[START]

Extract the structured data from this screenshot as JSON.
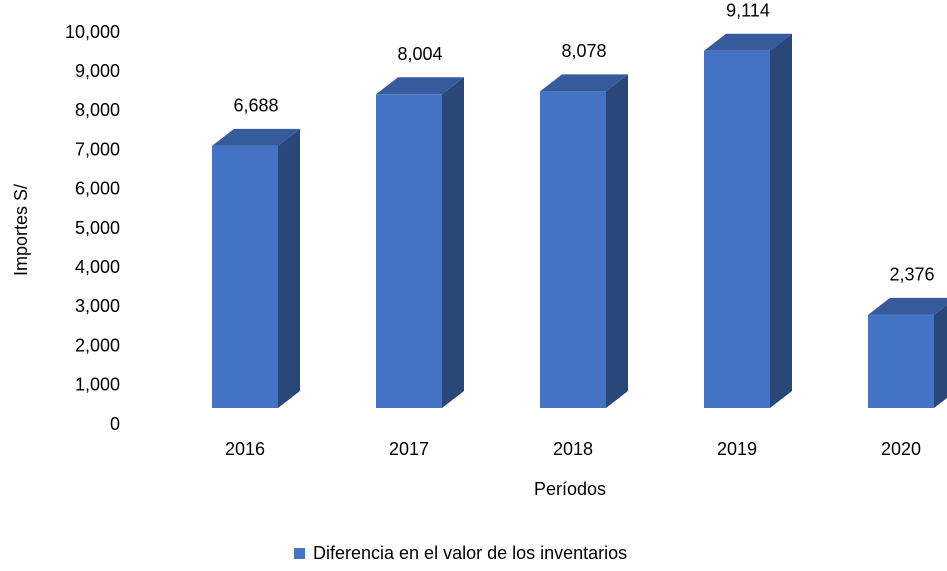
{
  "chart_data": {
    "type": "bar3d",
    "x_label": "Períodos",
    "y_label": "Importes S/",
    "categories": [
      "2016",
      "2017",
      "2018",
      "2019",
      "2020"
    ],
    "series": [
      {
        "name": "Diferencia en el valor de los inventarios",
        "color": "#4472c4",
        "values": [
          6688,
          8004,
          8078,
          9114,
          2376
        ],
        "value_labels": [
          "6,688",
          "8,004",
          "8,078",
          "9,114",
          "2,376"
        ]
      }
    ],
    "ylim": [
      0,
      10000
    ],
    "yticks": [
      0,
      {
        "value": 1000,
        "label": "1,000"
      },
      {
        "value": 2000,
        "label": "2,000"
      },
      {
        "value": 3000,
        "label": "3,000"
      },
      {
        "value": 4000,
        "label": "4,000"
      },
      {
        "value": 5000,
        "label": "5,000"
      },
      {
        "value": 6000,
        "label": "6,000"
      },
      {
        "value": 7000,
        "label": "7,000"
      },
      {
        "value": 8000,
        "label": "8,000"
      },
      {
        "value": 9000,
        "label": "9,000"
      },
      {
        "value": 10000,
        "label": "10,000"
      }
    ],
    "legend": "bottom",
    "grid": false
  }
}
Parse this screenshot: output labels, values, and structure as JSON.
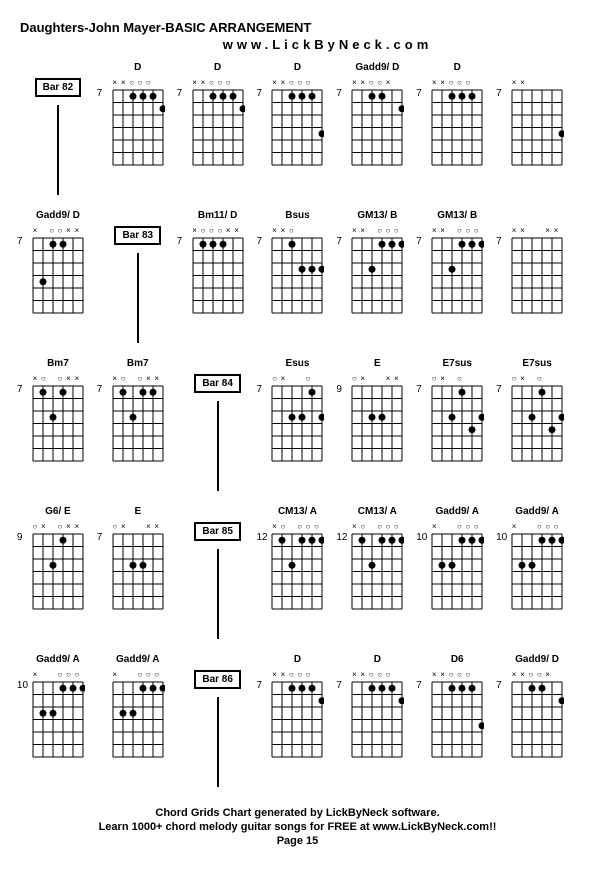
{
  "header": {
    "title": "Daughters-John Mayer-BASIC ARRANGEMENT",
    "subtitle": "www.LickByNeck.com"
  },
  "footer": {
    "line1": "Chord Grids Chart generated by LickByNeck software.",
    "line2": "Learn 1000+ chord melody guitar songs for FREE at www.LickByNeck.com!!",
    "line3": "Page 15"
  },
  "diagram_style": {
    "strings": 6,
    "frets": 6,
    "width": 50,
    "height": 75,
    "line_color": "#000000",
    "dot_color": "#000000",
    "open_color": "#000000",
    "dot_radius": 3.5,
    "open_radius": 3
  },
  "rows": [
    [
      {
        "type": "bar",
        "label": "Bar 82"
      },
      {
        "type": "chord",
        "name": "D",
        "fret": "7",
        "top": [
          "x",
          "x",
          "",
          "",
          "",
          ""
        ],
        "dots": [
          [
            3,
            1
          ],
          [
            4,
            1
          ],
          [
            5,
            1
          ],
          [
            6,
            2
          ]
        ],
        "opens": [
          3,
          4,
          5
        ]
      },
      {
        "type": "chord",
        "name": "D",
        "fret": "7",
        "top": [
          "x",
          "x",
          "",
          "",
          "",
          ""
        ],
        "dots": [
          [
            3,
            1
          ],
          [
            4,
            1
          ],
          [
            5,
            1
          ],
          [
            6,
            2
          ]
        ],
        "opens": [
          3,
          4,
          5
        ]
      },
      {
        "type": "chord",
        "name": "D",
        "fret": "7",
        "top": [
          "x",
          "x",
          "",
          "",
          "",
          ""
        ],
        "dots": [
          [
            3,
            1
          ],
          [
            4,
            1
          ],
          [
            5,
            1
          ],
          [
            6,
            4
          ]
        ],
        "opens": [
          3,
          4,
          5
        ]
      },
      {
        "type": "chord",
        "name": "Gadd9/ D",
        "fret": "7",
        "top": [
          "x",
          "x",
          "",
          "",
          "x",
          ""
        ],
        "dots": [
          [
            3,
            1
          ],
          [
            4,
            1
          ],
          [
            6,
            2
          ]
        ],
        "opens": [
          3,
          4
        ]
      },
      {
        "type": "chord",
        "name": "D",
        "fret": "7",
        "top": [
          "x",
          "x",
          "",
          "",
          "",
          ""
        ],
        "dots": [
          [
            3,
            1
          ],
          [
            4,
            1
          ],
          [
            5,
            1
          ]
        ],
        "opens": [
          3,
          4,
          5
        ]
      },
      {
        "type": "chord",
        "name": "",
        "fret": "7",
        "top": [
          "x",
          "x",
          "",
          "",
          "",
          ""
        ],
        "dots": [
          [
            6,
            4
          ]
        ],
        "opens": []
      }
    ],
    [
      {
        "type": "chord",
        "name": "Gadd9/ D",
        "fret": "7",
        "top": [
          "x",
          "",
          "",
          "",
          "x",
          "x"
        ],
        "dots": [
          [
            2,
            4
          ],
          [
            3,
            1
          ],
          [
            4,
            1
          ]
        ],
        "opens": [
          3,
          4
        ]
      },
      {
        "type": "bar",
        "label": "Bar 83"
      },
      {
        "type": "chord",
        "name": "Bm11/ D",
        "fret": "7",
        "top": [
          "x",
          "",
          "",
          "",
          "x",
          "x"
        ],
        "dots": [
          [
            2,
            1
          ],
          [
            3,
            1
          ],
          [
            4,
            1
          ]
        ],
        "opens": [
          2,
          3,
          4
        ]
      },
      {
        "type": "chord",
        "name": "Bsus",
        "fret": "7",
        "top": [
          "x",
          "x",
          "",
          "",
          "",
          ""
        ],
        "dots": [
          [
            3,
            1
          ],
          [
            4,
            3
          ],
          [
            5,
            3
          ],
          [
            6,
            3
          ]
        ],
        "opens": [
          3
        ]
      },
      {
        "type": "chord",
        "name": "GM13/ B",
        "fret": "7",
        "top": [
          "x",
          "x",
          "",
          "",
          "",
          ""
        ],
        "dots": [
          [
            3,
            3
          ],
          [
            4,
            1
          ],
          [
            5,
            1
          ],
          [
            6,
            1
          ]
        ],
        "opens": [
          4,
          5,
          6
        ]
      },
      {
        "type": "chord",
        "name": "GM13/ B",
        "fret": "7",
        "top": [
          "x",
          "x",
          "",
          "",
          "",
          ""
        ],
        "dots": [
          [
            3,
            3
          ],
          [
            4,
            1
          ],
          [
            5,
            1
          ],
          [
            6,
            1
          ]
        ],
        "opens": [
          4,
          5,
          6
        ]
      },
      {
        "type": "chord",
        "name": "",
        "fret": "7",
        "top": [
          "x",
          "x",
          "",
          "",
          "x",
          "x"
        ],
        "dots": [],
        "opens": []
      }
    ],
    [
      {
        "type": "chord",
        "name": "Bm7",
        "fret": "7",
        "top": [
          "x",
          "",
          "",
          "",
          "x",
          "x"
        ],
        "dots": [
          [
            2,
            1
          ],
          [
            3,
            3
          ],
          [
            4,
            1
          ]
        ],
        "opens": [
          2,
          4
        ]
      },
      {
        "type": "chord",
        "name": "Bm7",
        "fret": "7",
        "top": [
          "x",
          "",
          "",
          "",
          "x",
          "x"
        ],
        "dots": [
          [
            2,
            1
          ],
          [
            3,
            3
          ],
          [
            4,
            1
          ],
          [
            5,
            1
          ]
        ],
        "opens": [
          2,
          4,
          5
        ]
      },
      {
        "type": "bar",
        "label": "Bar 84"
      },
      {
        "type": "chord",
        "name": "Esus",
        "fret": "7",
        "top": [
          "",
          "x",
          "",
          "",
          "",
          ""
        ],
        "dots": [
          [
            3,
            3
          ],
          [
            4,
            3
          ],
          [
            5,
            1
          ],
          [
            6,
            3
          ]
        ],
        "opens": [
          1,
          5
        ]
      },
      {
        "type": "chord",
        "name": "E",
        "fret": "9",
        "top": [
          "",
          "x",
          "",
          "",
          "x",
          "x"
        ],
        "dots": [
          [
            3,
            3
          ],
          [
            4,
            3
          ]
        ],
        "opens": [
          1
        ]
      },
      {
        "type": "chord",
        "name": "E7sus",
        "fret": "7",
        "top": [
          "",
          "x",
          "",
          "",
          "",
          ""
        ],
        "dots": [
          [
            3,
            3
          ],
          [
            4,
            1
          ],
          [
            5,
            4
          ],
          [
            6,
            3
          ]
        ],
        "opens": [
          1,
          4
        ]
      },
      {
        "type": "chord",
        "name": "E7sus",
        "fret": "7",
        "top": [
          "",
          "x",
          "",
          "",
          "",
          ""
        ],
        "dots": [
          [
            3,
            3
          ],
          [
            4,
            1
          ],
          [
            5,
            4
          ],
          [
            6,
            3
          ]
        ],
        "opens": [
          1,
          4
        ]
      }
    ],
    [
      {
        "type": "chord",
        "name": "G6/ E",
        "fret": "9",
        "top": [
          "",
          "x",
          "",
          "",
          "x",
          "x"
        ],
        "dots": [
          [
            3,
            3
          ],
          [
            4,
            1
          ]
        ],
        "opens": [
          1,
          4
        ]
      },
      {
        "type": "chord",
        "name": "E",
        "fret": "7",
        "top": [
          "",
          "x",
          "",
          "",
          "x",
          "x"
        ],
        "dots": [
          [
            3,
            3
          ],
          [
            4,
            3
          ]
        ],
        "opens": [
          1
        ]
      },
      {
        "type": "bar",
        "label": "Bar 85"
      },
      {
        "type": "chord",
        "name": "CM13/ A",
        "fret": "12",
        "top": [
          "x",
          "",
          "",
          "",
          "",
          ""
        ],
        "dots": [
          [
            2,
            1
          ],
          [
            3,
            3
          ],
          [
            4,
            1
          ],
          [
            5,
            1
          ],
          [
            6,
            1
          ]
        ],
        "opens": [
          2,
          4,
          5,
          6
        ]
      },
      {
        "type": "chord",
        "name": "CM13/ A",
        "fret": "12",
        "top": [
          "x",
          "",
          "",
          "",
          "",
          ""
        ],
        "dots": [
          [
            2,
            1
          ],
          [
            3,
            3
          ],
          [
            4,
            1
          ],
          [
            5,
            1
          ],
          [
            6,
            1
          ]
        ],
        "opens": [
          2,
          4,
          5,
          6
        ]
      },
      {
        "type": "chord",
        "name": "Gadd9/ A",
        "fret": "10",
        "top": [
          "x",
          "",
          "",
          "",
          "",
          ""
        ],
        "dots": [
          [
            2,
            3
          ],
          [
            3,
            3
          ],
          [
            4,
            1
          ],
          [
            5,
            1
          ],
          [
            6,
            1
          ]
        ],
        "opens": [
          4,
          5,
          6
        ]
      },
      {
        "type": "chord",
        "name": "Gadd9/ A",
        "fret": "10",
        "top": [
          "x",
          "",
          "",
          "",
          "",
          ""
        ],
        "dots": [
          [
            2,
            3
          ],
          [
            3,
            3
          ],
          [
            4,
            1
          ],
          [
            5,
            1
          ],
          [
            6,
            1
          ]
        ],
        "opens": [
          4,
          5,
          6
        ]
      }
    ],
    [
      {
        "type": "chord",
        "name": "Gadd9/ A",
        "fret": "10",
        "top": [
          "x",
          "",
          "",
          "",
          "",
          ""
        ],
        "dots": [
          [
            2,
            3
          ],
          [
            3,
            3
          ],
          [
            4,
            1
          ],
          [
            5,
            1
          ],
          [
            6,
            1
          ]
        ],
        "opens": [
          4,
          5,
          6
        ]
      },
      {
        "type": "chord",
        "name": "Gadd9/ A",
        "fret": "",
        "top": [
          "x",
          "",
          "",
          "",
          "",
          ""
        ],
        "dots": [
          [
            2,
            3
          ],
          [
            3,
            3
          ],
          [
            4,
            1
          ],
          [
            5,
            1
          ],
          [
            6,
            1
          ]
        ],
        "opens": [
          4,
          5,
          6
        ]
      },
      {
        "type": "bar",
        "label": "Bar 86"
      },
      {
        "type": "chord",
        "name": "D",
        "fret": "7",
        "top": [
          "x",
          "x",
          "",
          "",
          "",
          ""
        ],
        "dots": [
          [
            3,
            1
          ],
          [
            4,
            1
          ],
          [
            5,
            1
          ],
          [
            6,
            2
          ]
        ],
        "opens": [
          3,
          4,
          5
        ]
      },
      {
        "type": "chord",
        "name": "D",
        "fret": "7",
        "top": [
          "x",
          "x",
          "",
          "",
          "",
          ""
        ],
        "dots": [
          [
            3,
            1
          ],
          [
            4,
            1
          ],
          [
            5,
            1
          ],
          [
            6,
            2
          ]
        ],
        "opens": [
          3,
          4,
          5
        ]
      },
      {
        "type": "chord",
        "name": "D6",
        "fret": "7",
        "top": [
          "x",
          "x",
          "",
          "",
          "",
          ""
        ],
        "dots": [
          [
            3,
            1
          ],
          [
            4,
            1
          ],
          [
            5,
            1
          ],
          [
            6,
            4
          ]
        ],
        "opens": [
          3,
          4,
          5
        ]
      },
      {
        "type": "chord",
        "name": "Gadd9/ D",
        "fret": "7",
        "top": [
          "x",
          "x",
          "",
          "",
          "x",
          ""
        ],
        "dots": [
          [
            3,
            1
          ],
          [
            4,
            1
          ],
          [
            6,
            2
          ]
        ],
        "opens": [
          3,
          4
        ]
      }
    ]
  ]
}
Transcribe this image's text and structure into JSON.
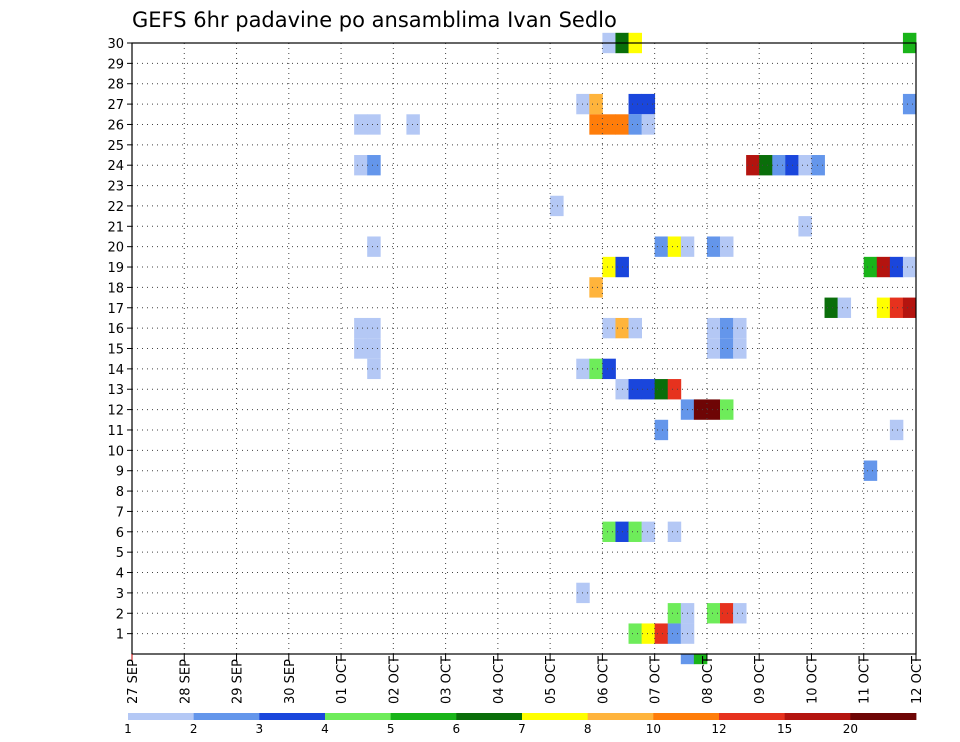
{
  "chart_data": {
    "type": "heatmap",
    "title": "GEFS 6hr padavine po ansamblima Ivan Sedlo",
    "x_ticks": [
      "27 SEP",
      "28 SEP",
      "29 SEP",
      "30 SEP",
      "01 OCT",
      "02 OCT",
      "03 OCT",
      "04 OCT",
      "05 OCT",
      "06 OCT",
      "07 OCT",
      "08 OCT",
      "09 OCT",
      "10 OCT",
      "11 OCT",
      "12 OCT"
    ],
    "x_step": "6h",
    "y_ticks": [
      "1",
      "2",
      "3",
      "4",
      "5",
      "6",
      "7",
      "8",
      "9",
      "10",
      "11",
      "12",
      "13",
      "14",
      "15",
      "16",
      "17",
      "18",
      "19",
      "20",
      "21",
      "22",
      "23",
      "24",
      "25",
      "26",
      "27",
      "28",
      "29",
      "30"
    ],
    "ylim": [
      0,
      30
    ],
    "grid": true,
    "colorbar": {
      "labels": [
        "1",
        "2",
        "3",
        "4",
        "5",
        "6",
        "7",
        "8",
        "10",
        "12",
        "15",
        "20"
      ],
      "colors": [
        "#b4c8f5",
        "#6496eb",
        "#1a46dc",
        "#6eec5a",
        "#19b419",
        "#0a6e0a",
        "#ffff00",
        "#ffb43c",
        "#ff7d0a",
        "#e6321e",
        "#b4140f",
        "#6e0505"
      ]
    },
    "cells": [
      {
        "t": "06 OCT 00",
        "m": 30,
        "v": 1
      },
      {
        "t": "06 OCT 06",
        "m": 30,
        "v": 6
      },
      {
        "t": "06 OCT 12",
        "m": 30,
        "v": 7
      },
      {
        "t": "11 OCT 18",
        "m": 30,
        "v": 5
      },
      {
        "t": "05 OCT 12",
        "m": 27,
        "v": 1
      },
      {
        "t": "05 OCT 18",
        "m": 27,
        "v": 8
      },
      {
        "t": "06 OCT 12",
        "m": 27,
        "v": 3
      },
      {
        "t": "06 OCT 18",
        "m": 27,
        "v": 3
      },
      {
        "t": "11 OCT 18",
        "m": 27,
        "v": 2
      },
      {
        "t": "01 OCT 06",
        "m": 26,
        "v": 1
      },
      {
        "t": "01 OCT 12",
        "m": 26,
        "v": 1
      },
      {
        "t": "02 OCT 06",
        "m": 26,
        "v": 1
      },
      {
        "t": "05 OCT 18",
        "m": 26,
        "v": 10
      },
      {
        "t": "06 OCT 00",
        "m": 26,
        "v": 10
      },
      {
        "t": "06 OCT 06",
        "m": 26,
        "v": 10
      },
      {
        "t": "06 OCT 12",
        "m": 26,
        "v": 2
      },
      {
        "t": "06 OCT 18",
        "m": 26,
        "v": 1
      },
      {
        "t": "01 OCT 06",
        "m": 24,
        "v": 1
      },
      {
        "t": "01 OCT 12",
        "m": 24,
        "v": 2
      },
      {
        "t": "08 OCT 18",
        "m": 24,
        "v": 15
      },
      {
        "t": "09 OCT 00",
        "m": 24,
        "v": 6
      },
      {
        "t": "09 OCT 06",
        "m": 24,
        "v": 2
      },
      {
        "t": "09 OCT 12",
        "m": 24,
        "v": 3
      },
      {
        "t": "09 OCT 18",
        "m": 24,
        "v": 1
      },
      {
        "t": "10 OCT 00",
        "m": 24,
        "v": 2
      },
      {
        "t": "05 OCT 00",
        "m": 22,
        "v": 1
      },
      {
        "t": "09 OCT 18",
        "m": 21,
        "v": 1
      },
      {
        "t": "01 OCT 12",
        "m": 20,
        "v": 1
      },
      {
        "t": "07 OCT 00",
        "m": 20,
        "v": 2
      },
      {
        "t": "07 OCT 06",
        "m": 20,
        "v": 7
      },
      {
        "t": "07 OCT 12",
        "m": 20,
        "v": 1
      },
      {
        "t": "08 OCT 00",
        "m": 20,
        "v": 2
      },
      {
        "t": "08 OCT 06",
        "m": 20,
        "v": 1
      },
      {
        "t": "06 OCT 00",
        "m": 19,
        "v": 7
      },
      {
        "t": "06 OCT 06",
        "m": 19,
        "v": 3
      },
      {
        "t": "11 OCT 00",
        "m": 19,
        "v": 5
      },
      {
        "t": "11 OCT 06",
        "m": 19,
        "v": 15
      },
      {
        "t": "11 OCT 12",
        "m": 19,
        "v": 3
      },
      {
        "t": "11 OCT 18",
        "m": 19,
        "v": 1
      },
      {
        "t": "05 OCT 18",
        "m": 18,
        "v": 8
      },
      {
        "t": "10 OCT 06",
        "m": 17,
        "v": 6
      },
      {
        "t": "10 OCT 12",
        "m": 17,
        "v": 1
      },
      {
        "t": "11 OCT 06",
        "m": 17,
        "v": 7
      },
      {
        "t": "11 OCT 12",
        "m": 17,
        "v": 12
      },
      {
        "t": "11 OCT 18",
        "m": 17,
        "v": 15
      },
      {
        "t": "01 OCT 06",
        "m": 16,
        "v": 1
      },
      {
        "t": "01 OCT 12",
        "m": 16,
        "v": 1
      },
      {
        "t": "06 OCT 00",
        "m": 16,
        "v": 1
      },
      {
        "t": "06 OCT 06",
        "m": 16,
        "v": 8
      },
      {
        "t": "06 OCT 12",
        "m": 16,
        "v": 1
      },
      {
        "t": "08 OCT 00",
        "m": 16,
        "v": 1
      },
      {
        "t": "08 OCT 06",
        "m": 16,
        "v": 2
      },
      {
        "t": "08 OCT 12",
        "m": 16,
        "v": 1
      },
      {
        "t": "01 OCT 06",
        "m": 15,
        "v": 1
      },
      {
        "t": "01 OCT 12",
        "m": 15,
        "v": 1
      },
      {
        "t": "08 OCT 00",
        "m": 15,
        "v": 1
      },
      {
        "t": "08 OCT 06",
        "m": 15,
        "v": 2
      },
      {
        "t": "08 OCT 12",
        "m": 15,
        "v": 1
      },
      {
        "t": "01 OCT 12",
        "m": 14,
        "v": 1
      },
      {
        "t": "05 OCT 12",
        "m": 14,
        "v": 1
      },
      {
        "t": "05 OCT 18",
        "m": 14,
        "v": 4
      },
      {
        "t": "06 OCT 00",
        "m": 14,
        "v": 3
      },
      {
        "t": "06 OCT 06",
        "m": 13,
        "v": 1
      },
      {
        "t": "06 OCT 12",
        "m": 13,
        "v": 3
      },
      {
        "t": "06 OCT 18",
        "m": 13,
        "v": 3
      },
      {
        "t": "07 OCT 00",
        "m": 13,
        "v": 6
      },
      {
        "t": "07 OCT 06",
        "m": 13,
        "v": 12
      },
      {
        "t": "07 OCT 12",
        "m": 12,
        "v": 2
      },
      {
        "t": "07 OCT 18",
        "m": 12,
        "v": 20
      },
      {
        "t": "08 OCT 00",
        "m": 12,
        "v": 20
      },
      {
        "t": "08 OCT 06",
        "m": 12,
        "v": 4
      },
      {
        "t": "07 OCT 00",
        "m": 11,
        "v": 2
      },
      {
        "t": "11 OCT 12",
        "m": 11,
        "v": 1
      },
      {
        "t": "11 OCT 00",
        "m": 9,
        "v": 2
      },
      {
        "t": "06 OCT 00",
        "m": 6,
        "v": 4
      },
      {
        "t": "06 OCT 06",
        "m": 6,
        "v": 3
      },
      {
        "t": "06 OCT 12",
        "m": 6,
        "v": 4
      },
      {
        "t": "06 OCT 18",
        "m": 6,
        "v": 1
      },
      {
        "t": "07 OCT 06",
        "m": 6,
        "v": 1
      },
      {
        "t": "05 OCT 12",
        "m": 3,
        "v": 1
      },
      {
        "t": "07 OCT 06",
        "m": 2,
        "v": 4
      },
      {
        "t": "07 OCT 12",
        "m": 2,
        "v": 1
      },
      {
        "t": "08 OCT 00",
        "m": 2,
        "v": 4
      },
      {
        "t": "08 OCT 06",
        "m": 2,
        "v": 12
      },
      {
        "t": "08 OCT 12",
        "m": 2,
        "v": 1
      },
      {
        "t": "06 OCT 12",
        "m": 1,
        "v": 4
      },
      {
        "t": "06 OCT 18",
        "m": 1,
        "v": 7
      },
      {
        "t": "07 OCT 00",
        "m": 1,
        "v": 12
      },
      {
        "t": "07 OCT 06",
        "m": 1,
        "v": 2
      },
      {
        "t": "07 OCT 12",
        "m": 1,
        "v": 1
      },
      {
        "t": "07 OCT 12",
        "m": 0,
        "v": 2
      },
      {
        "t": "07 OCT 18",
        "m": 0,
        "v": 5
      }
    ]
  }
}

[END]

Write out every line of the data that holds the word "values".

        "values": [
Parse this screenshot: output labels, values, and structure as JSON.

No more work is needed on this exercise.